Work to complete ▸
Skip the pictures. Transcribe the rest of the data below without changing a word.

Source records ▸
◆ ◆ ◆ ◆ ◆ ◆ ◆

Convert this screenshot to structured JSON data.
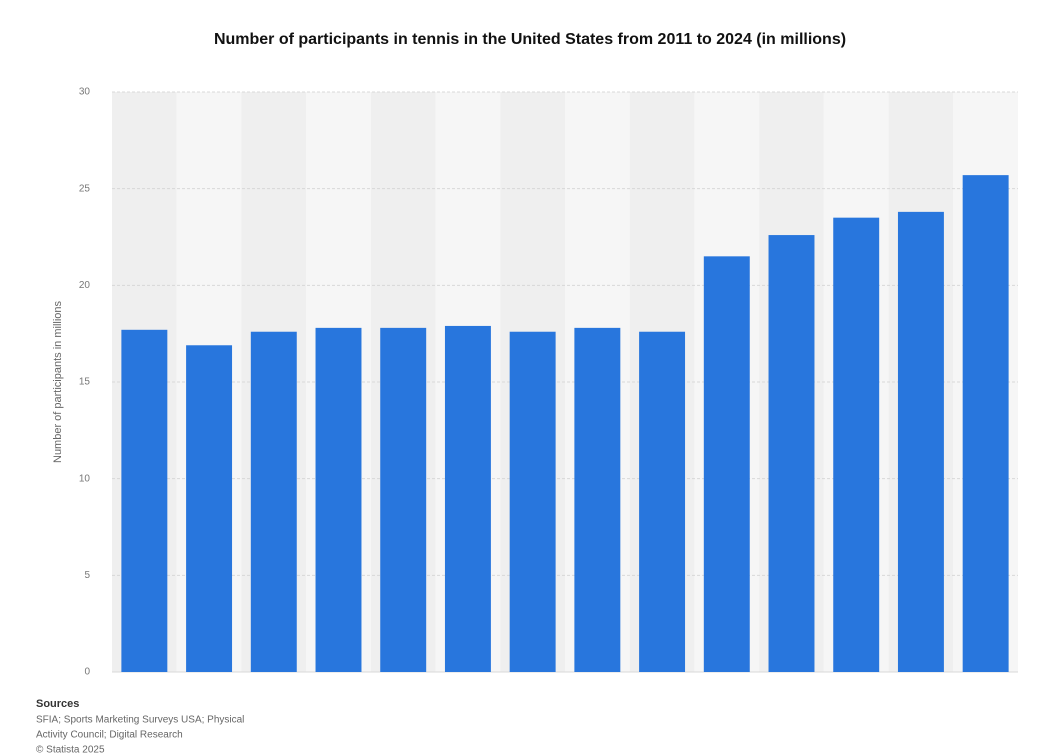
{
  "chart_data": {
    "type": "bar",
    "title": "Number of participants in tennis in the United States from 2011 to 2024 (in millions)",
    "y_label": "Number of participants in millions",
    "values": [
      17.7,
      16.9,
      17.6,
      17.8,
      17.8,
      17.9,
      17.6,
      17.8,
      17.6,
      21.5,
      22.6,
      23.5,
      23.8,
      25.7
    ],
    "color": "#2876dd",
    "ylim": [
      0,
      30
    ],
    "yticks": [
      0,
      5,
      10,
      15,
      20,
      25,
      30
    ],
    "grid": true,
    "source_heading": "Sources",
    "source_lines": [
      "SFIA; Sports Marketing Surveys USA; Physical",
      "Activity Council; Digital Research",
      "© Statista 2025"
    ]
  }
}
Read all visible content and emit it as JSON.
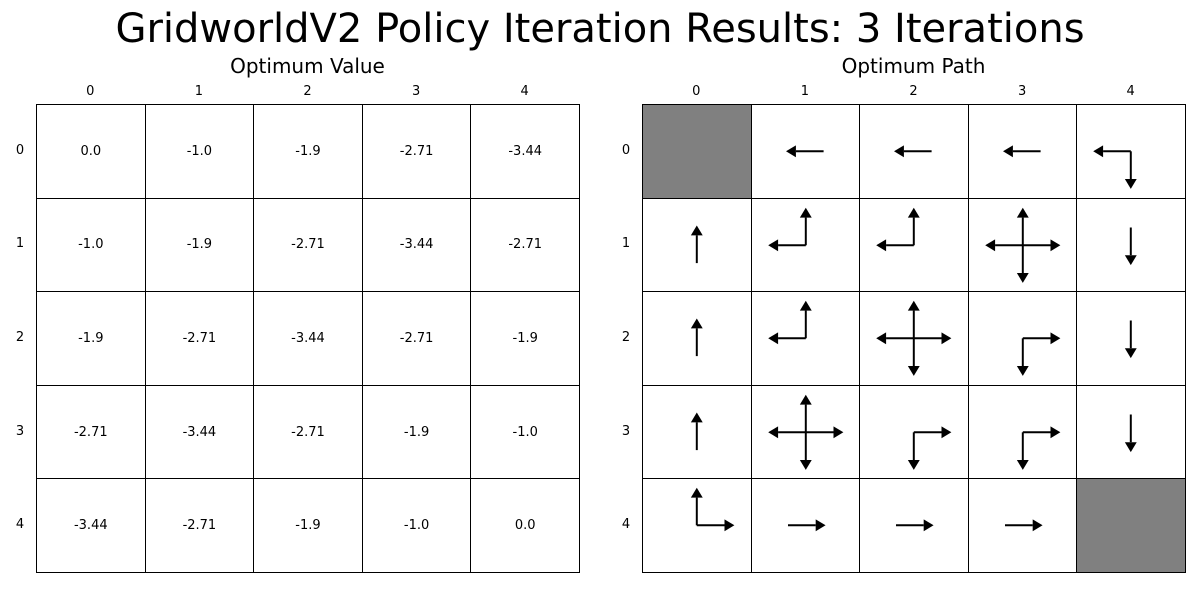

◆ ◆ ◆ ◆ ◆ ◆ ◆

Task solution ▸
Convert this screenshot to structured JSON data.
{
  "chart_data": {
    "type": "bar",
    "title": "Number of participants in tennis in the United States from 2011 to 2024 (in millions)",
    "y_label": "Number of participants in millions",
    "values": [
      17.7,
      16.9,
      17.6,
      17.8,
      17.8,
      17.9,
      17.6,
      17.8,
      17.6,
      21.5,
      22.6,
      23.5,
      23.8,
      25.7
    ],
    "color": "#2876dd",
    "ylim": [
      0,
      30
    ],
    "yticks": [
      0,
      5,
      10,
      15,
      20,
      25,
      30
    ],
    "grid": true,
    "source_heading": "Sources",
    "source_lines": [
      "SFIA; Sports Marketing Surveys USA; Physical",
      "Activity Council; Digital Research",
      "© Statista 2025"
    ]
  }
}
Read all visible content and emit it as JSON.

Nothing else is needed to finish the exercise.